WRITTEN INSTRUCTION: Copy every entry exactly as given, minus the images.

SUPPLIED DATA:
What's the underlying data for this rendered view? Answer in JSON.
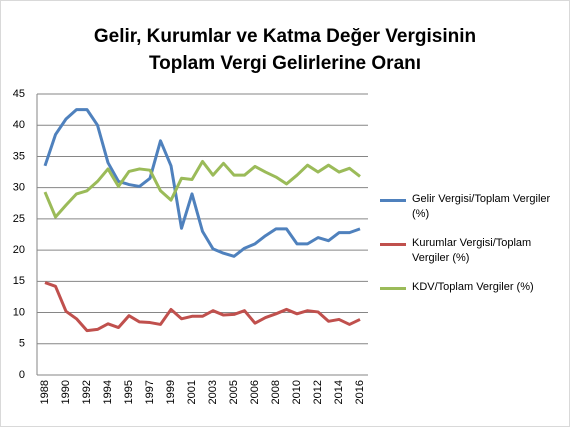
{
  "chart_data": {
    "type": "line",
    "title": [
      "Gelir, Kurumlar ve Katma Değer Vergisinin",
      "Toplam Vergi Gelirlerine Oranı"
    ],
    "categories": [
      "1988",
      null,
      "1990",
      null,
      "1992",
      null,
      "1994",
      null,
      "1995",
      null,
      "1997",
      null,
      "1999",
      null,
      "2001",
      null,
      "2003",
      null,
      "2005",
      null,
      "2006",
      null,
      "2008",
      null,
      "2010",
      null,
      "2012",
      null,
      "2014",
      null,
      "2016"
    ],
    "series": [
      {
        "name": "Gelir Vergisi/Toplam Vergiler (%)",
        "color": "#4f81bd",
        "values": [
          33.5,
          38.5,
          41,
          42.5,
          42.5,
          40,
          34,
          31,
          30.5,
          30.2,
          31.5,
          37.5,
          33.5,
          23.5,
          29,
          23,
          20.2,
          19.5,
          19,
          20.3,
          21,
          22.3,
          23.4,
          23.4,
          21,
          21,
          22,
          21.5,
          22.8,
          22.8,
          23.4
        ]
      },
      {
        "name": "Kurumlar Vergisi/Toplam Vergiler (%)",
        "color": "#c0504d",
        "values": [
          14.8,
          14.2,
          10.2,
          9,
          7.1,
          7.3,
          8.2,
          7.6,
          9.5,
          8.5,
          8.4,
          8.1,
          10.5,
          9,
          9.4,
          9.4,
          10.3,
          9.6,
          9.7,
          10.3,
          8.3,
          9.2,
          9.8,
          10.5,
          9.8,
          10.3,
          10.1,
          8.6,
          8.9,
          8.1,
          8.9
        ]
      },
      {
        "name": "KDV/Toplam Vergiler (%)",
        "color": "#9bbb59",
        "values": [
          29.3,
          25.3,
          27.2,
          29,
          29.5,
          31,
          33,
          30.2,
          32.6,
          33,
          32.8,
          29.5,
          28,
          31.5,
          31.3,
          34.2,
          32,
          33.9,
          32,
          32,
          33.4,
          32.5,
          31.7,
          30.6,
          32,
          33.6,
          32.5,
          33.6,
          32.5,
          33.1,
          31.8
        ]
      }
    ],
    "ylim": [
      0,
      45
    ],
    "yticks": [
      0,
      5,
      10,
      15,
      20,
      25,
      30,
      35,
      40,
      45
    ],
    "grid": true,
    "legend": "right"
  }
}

SOLUTION TO THIS PROBLEM:
What's the underlying data for this rendered view? Answer in JSON.
{
  "chart_data": {
    "type": "line",
    "title": [
      "Gelir, Kurumlar ve Katma Değer Vergisinin",
      "Toplam Vergi Gelirlerine Oranı"
    ],
    "categories": [
      "1988",
      null,
      "1990",
      null,
      "1992",
      null,
      "1994",
      null,
      "1995",
      null,
      "1997",
      null,
      "1999",
      null,
      "2001",
      null,
      "2003",
      null,
      "2005",
      null,
      "2006",
      null,
      "2008",
      null,
      "2010",
      null,
      "2012",
      null,
      "2014",
      null,
      "2016"
    ],
    "series": [
      {
        "name": "Gelir Vergisi/Toplam Vergiler (%)",
        "color": "#4f81bd",
        "values": [
          33.5,
          38.5,
          41,
          42.5,
          42.5,
          40,
          34,
          31,
          30.5,
          30.2,
          31.5,
          37.5,
          33.5,
          23.5,
          29,
          23,
          20.2,
          19.5,
          19,
          20.3,
          21,
          22.3,
          23.4,
          23.4,
          21,
          21,
          22,
          21.5,
          22.8,
          22.8,
          23.4
        ]
      },
      {
        "name": "Kurumlar Vergisi/Toplam Vergiler (%)",
        "color": "#c0504d",
        "values": [
          14.8,
          14.2,
          10.2,
          9,
          7.1,
          7.3,
          8.2,
          7.6,
          9.5,
          8.5,
          8.4,
          8.1,
          10.5,
          9,
          9.4,
          9.4,
          10.3,
          9.6,
          9.7,
          10.3,
          8.3,
          9.2,
          9.8,
          10.5,
          9.8,
          10.3,
          10.1,
          8.6,
          8.9,
          8.1,
          8.9
        ]
      },
      {
        "name": "KDV/Toplam Vergiler (%)",
        "color": "#9bbb59",
        "values": [
          29.3,
          25.3,
          27.2,
          29,
          29.5,
          31,
          33,
          30.2,
          32.6,
          33,
          32.8,
          29.5,
          28,
          31.5,
          31.3,
          34.2,
          32,
          33.9,
          32,
          32,
          33.4,
          32.5,
          31.7,
          30.6,
          32,
          33.6,
          32.5,
          33.6,
          32.5,
          33.1,
          31.8
        ]
      }
    ],
    "ylim": [
      0,
      45
    ],
    "yticks": [
      0,
      5,
      10,
      15,
      20,
      25,
      30,
      35,
      40,
      45
    ],
    "grid": true,
    "legend": "right"
  }
}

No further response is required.